### DATASET ENTRIES
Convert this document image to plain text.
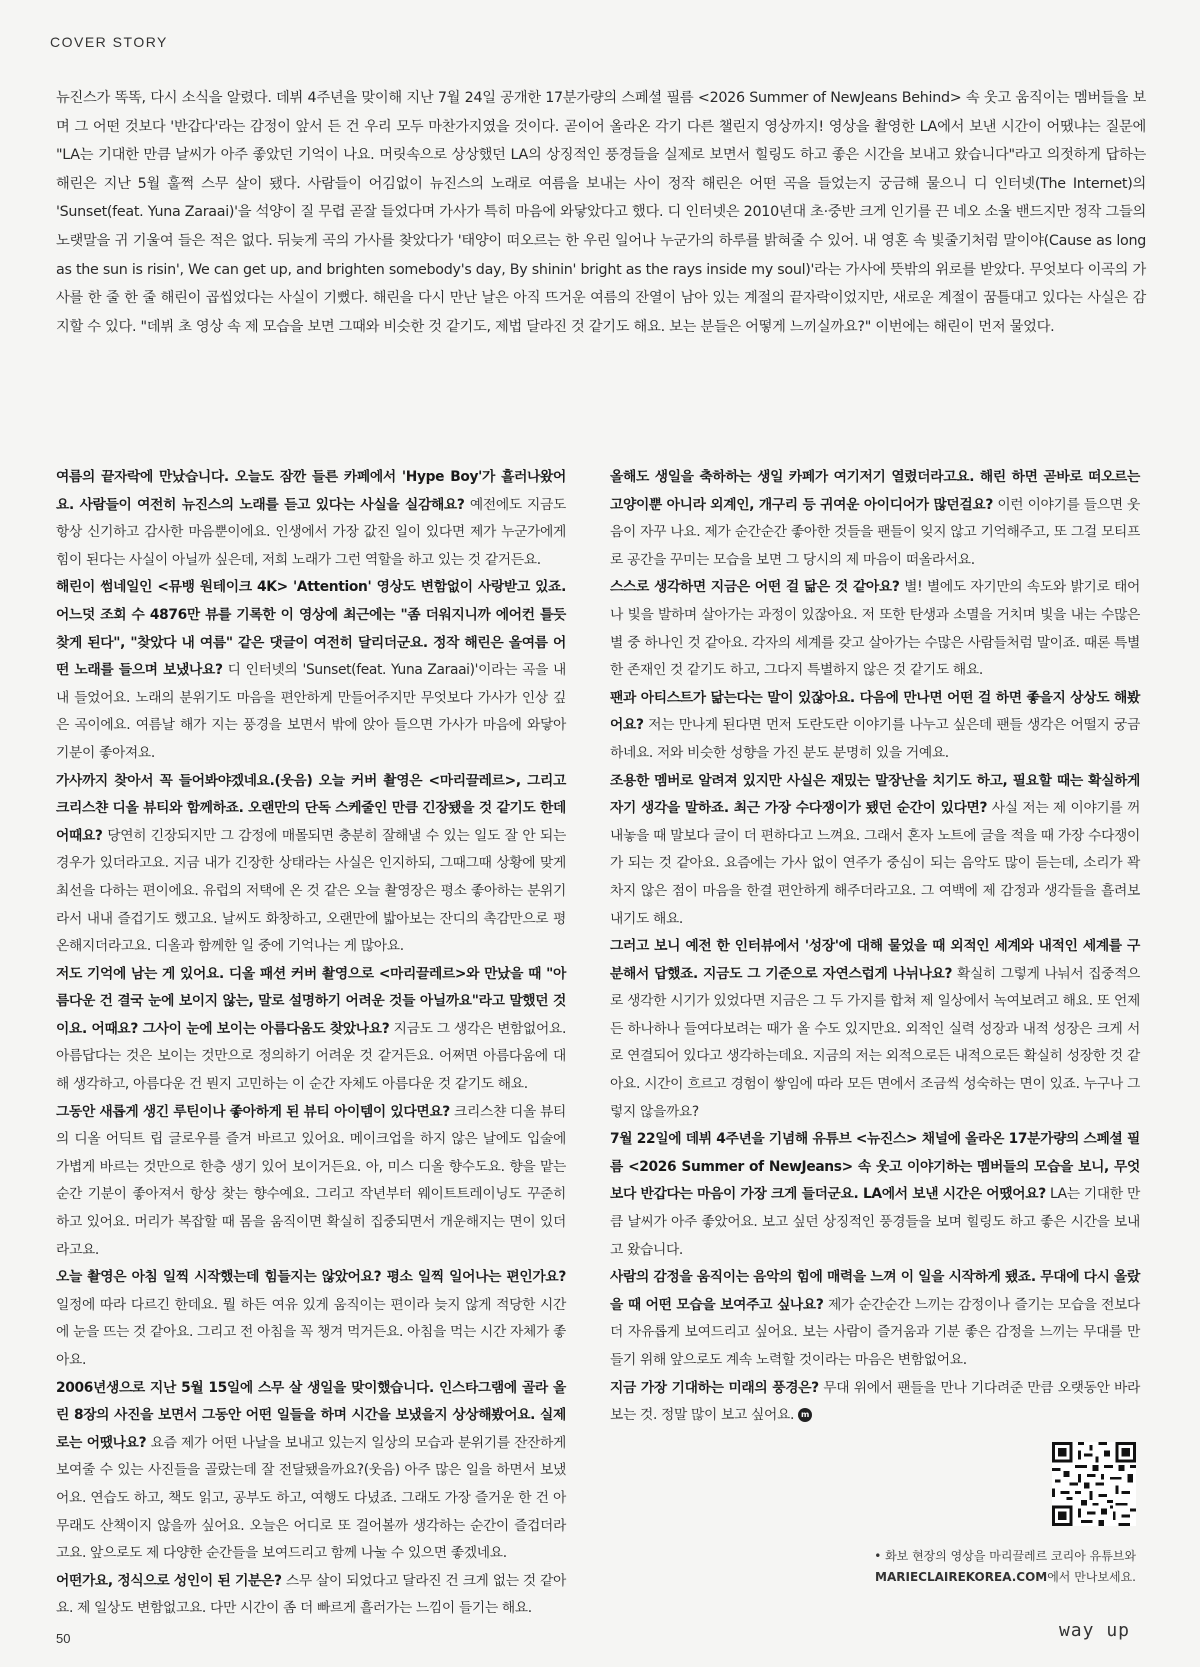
COVER STORY
뉴진스가 똑똑, 다시 소식을 알렸다. 데뷔 4주년을 맞이해 지난 7월 24일 공개한 17분가량의 스페셜 필름 <2026 Summer of NewJeans Behind> 속 웃고 움직이는 멤버들을 보며 그 어떤 것보다 '반갑다'라는 감정이 앞서 든 건 우리 모두 마찬가지였을 것이다. 곧이어 올라온 각기 다른 챌린지 영상까지! 영상을 촬영한 LA에서 보낸 시간이 어땠냐는 질문에 "LA는 기대한 만큼 날씨가 아주 좋았던 기억이 나요. 머릿속으로 상상했던 LA의 상징적인 풍경들을 실제로 보면서 힐링도 하고 좋은 시간을 보내고 왔습니다"라고 의젓하게 답하는 해린은 지난 5월 훌쩍 스무 살이 됐다. 사람들이 어김없이 뉴진스의 노래로 여름을 보내는 사이 정작 해린은 어떤 곡을 들었는지 궁금해 물으니 디 인터넷(The Internet)의 'Sunset(feat. Yuna Zaraai)'을 석양이 질 무렵 곧잘 들었다며 가사가 특히 마음에 와닿았다고 했다. 디 인터넷은 2010년대 초·중반 크게 인기를 끈 네오 소울 밴드지만 정작 그들의 노랫말을 귀 기울여 들은 적은 없다. 뒤늦게 곡의 가사를 찾았다가 '태양이 떠오르는 한 우린 일어나 누군가의 하루를 밝혀줄 수 있어. 내 영혼 속 빛줄기처럼 말이야(Cause as long as the sun is risin', We can get up, and brighten somebody's day, By shinin' bright as the rays inside my soul)'라는 가사에 뜻밖의 위로를 받았다. 무엇보다 이곡의 가사를 한 줄 한 줄 해린이 곱씹었다는 사실이 기뻤다. 해린을 다시 만난 날은 아직 뜨거운 여름의 잔열이 남아 있는 계절의 끝자락이었지만, 새로운 계절이 꿈틀대고 있다는 사실은 감지할 수 있다. "데뷔 초 영상 속 제 모습을 보면 그때와 비슷한 것 같기도, 제법 달라진 것 같기도 해요. 보는 분들은 어떻게 느끼실까요?" 이번에는 해린이 먼저 물었다.

여름의 끝자락에 만났습니다. 오늘도 잠깐 들른 카페에서 'Hype Boy'가 흘러나왔어요. 사람들이 여전히 뉴진스의 노래를 듣고 있다는 사실을 실감해요? 예전에도 지금도 항상 신기하고 감사한 마음뿐이에요. 인생에서 가장 값진 일이 있다면 제가 누군가에게 힘이 된다는 사실이 아닐까 싶은데, 저희 노래가 그런 역할을 하고 있는 것 같거든요.

해린이 썸네일인 <뮤뱅 원테이크 4K> 'Attention' 영상도 변함없이 사랑받고 있죠. 어느덧 조회 수 4876만 뷰를 기록한 이 영상에 최근에는 "좀 더워지니까 에어컨 틀듯 찾게 된다", "찾았다 내 여름" 같은 댓글이 여전히 달리더군요. 정작 해린은 올여름 어떤 노래를 들으며 보냈나요? 디 인터넷의 'Sunset(feat. Yuna Zaraai)'이라는 곡을 내내 들었어요. 노래의 분위기도 마음을 편안하게 만들어주지만 무엇보다 가사가 인상 깊은 곡이에요. 여름날 해가 지는 풍경을 보면서 밖에 앉아 들으면 가사가 마음에 와닿아 기분이 좋아져요.

가사까지 찾아서 꼭 들어봐야겠네요.(웃음) 오늘 커버 촬영은 <마리끌레르>, 그리고 크리스챤 디올 뷰티와 함께하죠. 오랜만의 단독 스케줄인 만큼 긴장됐을 것 같기도 한데 어때요? 당연히 긴장되지만 그 감정에 매몰되면 충분히 잘해낼 수 있는 일도 잘 안 되는 경우가 있더라고요. 지금 내가 긴장한 상태라는 사실은 인지하되, 그때그때 상황에 맞게 최선을 다하는 편이에요. 유럽의 저택에 온 것 같은 오늘 촬영장은 평소 좋아하는 분위기라서 내내 즐겁기도 했고요. 날씨도 화창하고, 오랜만에 밟아보는 잔디의 촉감만으로 평온해지더라고요. 디올과 함께한 일 중에 기억나는 게 많아요.

저도 기억에 남는 게 있어요. 디올 패션 커버 촬영으로 <마리끌레르>와 만났을 때 "아름다운 건 결국 눈에 보이지 않는, 말로 설명하기 어려운 것들 아닐까요"라고 말했던 것이요. 어때요? 그사이 눈에 보이는 아름다움도 찾았나요? 지금도 그 생각은 변함없어요. 아름답다는 것은 보이는 것만으로 정의하기 어려운 것 같거든요. 어쩌면 아름다움에 대해 생각하고, 아름다운 건 뭔지 고민하는 이 순간 자체도 아름다운 것 같기도 해요.

그동안 새롭게 생긴 루틴이나 좋아하게 된 뷰티 아이템이 있다면요? 크리스챤 디올 뷰티의 디올 어딕트 립 글로우를 즐겨 바르고 있어요. 메이크업을 하지 않은 날에도 입술에 가볍게 바르는 것만으로 한층 생기 있어 보이거든요. 아, 미스 디올 향수도요. 향을 맡는 순간 기분이 좋아져서 항상 찾는 향수예요. 그리고 작년부터 웨이트트레이닝도 꾸준히 하고 있어요. 머리가 복잡할 때 몸을 움직이면 확실히 집중되면서 개운해지는 면이 있더라고요.

오늘 촬영은 아침 일찍 시작했는데 힘들지는 않았어요? 평소 일찍 일어나는 편인가요? 일정에 따라 다르긴 한데요. 뭘 하든 여유 있게 움직이는 편이라 늦지 않게 적당한 시간에 눈을 뜨는 것 같아요. 그리고 전 아침을 꼭 챙겨 먹거든요. 아침을 먹는 시간 자체가 좋아요.

2006년생으로 지난 5월 15일에 스무 살 생일을 맞이했습니다. 인스타그램에 골라 올린 8장의 사진을 보면서 그동안 어떤 일들을 하며 시간을 보냈을지 상상해봤어요. 실제로는 어땠나요? 요즘 제가 어떤 나날을 보내고 있는지 일상의 모습과 분위기를 잔잔하게 보여줄 수 있는 사진들을 골랐는데 잘 전달됐을까요?(웃음) 아주 많은 일을 하면서 보냈어요. 연습도 하고, 책도 읽고, 공부도 하고, 여행도 다녔죠. 그래도 가장 즐거운 한 건 아무래도 산책이지 않을까 싶어요. 오늘은 어디로 또 걸어볼까 생각하는 순간이 즐겁더라고요. 앞으로도 제 다양한 순간들을 보여드리고 함께 나눌 수 있으면 좋겠네요.

어떤가요, 정식으로 성인이 된 기분은? 스무 살이 되었다고 달라진 건 크게 없는 것 같아요. 제 일상도 변함없고요. 다만 시간이 좀 더 빠르게 흘러가는 느낌이 들기는 해요.

올해도 생일을 축하하는 생일 카페가 여기저기 열렸더라고요. 해린 하면 곧바로 떠오르는 고양이뿐 아니라 외계인, 개구리 등 귀여운 아이디어가 많던걸요? 이런 이야기를 들으면 웃음이 자꾸 나요. 제가 순간순간 좋아한 것들을 팬들이 잊지 않고 기억해주고, 또 그걸 모티프로 공간을 꾸미는 모습을 보면 그 당시의 제 마음이 떠올라서요.

스스로 생각하면 지금은 어떤 걸 닮은 것 같아요? 별! 별에도 자기만의 속도와 밝기로 태어나 빛을 발하며 살아가는 과정이 있잖아요. 저 또한 탄생과 소멸을 거치며 빛을 내는 수많은 별 중 하나인 것 같아요. 각자의 세계를 갖고 살아가는 수많은 사람들처럼 말이죠. 때론 특별한 존재인 것 같기도 하고, 그다지 특별하지 않은 것 같기도 해요.

팬과 아티스트가 닮는다는 말이 있잖아요. 다음에 만나면 어떤 걸 하면 좋을지 상상도 해봤어요? 저는 만나게 된다면 먼저 도란도란 이야기를 나누고 싶은데 팬들 생각은 어떨지 궁금하네요. 저와 비슷한 성향을 가진 분도 분명히 있을 거예요.

조용한 멤버로 알려져 있지만 사실은 재밌는 말장난을 치기도 하고, 필요할 때는 확실하게 자기 생각을 말하죠. 최근 가장 수다쟁이가 됐던 순간이 있다면? 사실 저는 제 이야기를 꺼내놓을 때 말보다 글이 더 편하다고 느껴요. 그래서 혼자 노트에 글을 적을 때 가장 수다쟁이가 되는 것 같아요. 요즘에는 가사 없이 연주가 중심이 되는 음악도 많이 듣는데, 소리가 꽉 차지 않은 점이 마음을 한결 편안하게 해주더라고요. 그 여백에 제 감정과 생각들을 흘려보내기도 해요.

그러고 보니 예전 한 인터뷰에서 '성장'에 대해 물었을 때 외적인 세계와 내적인 세계를 구분해서 답했죠. 지금도 그 기준으로 자연스럽게 나뉘나요? 확실히 그렇게 나눠서 집중적으로 생각한 시기가 있었다면 지금은 그 두 가지를 합쳐 제 일상에서 녹여보려고 해요. 또 언제든 하나하나 들여다보려는 때가 올 수도 있지만요. 외적인 실력 성장과 내적 성장은 크게 서로 연결되어 있다고 생각하는데요. 지금의 저는 외적으로든 내적으로든 확실히 성장한 것 같아요. 시간이 흐르고 경험이 쌓임에 따라 모든 면에서 조금씩 성숙하는 면이 있죠. 누구나 그렇지 않을까요?

7월 22일에 데뷔 4주년을 기념해 유튜브 <뉴진스> 채널에 올라온 17분가량의 스페셜 필름 <2026 Summer of NewJeans> 속 웃고 이야기하는 멤버들의 모습을 보니, 무엇보다 반갑다는 마음이 가장 크게 들더군요. LA에서 보낸 시간은 어땠어요? LA는 기대한 만큼 날씨가 아주 좋았어요. 보고 싶던 상징적인 풍경들을 보며 힐링도 하고 좋은 시간을 보내고 왔습니다.

사람의 감정을 움직이는 음악의 힘에 매력을 느껴 이 일을 시작하게 됐죠. 무대에 다시 올랐을 때 어떤 모습을 보여주고 싶나요? 제가 순간순간 느끼는 감정이나 즐기는 모습을 전보다 더 자유롭게 보여드리고 싶어요. 보는 사람이 즐거움과 기분 좋은 감정을 느끼는 무대를 만들기 위해 앞으로도 계속 노력할 것이라는 마음은 변함없어요.

지금 가장 기대하는 미래의 풍경은? 무대 위에서 팬들을 만나 기다려준 만큼 오랫동안 바라보는 것. 정말 많이 보고 싶어요. m

• 화보 현장의 영상을 마리끌레르 코리아 유튜브와
MARIECLAIREKOREA.COM에서 만나보세요.
50	way up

### PROBLEM
Find each line that has the word "같거든요", then copy it out.

### OUTPUT BELOW
여름의 끝자락에 만났습니다. 오늘도 잠깐 들른 카페에서 'Hype Boy'가 흘러나왔어요. 사람들이 여전히 뉴진스의 노래를 듣고 있다는 사실을 실감해요? 예전에도 지금도 항상 신기하고 감사한 마음뿐이에요. 인생에서 가장 값진 일이 있다면 제가 누군가에게 힘이 된다는 사실이 아닐까 싶은데, 저희 노래가 그런 역할을 하고 있는 것 같거든요.
저도 기억에 남는 게 있어요. 디올 패션 커버 촬영으로 <마리끌레르>와 만났을 때 "아름다운 건 결국 눈에 보이지 않는, 말로 설명하기 어려운 것들 아닐까요"라고 말했던 것이요. 어때요? 그사이 눈에 보이는 아름다움도 찾았나요? 지금도 그 생각은 변함없어요. 아름답다는 것은 보이는 것만으로 정의하기 어려운 것 같거든요. 어쩌면 아름다움에 대해 생각하고, 아름다운 건 뭔지 고민하는 이 순간 자체도 아름다운 것 같기도 해요.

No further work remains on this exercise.